-- Work to be completed --
Across the data below, how many lines hold "value"? Answer with that number and nothing else.

-- Records shown --
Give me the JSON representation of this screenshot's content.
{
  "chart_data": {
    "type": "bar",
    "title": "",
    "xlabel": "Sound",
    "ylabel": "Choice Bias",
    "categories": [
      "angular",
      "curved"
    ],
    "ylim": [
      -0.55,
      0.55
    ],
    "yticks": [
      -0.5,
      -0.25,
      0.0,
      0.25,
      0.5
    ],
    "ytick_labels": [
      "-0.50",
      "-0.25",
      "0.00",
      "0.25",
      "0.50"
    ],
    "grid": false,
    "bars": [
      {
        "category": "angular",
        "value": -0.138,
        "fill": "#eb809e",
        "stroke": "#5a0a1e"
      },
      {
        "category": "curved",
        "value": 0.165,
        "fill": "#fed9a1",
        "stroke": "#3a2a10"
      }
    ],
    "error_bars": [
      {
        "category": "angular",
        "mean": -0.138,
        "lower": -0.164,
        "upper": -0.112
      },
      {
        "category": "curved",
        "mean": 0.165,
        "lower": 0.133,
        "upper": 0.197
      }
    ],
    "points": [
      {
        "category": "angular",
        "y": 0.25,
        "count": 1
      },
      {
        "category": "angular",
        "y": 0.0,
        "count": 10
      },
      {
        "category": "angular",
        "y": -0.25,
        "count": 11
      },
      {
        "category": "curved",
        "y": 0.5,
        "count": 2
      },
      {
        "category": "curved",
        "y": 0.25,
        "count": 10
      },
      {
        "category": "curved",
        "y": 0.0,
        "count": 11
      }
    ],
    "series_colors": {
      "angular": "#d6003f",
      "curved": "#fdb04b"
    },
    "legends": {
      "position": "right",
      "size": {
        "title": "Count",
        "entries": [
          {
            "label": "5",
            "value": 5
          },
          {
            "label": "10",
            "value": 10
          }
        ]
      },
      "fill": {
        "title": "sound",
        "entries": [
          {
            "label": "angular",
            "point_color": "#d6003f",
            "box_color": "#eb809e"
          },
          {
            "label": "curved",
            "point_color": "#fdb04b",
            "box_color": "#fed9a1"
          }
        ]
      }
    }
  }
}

-- Finished task --
4